Job:
Go through the data below and gather each line containing "color".

Provided records:
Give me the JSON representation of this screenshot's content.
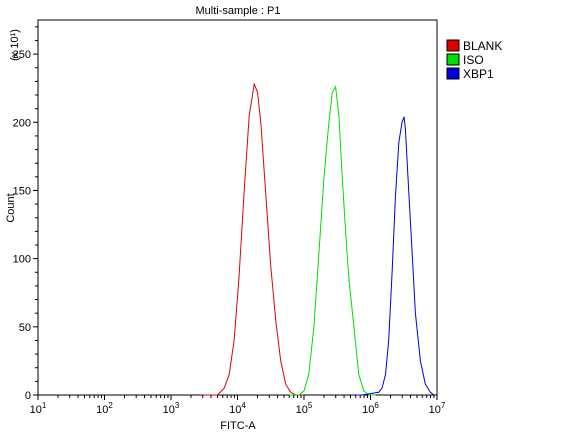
{
  "chart_data": {
    "type": "line",
    "title": "Multi-sample : P1",
    "xlabel": "FITC-A",
    "ylabel": "Count",
    "y_multiplier": "(x 10¹)",
    "x_scale": "log",
    "xlim": [
      10,
      10000000
    ],
    "ylim": [
      0,
      275
    ],
    "x_ticks": [
      {
        "value": 10,
        "base": "10",
        "exp": "1"
      },
      {
        "value": 100,
        "base": "10",
        "exp": "2"
      },
      {
        "value": 1000,
        "base": "10",
        "exp": "3"
      },
      {
        "value": 10000,
        "base": "10",
        "exp": "4"
      },
      {
        "value": 100000,
        "base": "10",
        "exp": "5"
      },
      {
        "value": 1000000,
        "base": "10",
        "exp": "6"
      },
      {
        "value": 10000000,
        "base": "10",
        "exp": "7"
      }
    ],
    "y_ticks": [
      0,
      50,
      100,
      150,
      200,
      250
    ],
    "legend_position": "right",
    "series": [
      {
        "name": "BLANK",
        "color": "#e00000",
        "points": [
          [
            3000,
            0
          ],
          [
            5000,
            0
          ],
          [
            6300,
            5
          ],
          [
            7500,
            15
          ],
          [
            8900,
            40
          ],
          [
            10500,
            85
          ],
          [
            12600,
            150
          ],
          [
            15000,
            205
          ],
          [
            17800,
            228
          ],
          [
            20000,
            222
          ],
          [
            22400,
            200
          ],
          [
            25100,
            165
          ],
          [
            28200,
            130
          ],
          [
            31600,
            95
          ],
          [
            37600,
            55
          ],
          [
            44700,
            25
          ],
          [
            53100,
            8
          ],
          [
            63100,
            2
          ],
          [
            75000,
            0
          ],
          [
            100000,
            0
          ]
        ]
      },
      {
        "name": "ISO",
        "color": "#00dd00",
        "points": [
          [
            60000,
            0
          ],
          [
            84000,
            0
          ],
          [
            100000,
            3
          ],
          [
            118000,
            15
          ],
          [
            141000,
            50
          ],
          [
            168000,
            105
          ],
          [
            200000,
            160
          ],
          [
            237000,
            200
          ],
          [
            266000,
            222
          ],
          [
            299000,
            226
          ],
          [
            335000,
            205
          ],
          [
            376000,
            160
          ],
          [
            422000,
            120
          ],
          [
            473000,
            85
          ],
          [
            562000,
            50
          ],
          [
            668000,
            15
          ],
          [
            794000,
            3
          ],
          [
            944000,
            0
          ],
          [
            1200000,
            0
          ]
        ]
      },
      {
        "name": "XBP1",
        "color": "#0000dd",
        "points": [
          [
            600000,
            0
          ],
          [
            750000,
            0
          ],
          [
            1000000,
            1
          ],
          [
            1330000,
            2
          ],
          [
            1490000,
            5
          ],
          [
            1680000,
            15
          ],
          [
            1880000,
            40
          ],
          [
            2110000,
            90
          ],
          [
            2370000,
            145
          ],
          [
            2660000,
            185
          ],
          [
            2980000,
            200
          ],
          [
            3200000,
            204
          ],
          [
            3350000,
            195
          ],
          [
            3760000,
            150
          ],
          [
            4220000,
            105
          ],
          [
            4730000,
            60
          ],
          [
            5620000,
            25
          ],
          [
            6680000,
            8
          ],
          [
            7940000,
            2
          ],
          [
            9000000,
            0
          ]
        ]
      }
    ]
  }
}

Result for this exercise:
        "color": "#e00000",
        "color": "#00dd00",
        "color": "#0000dd",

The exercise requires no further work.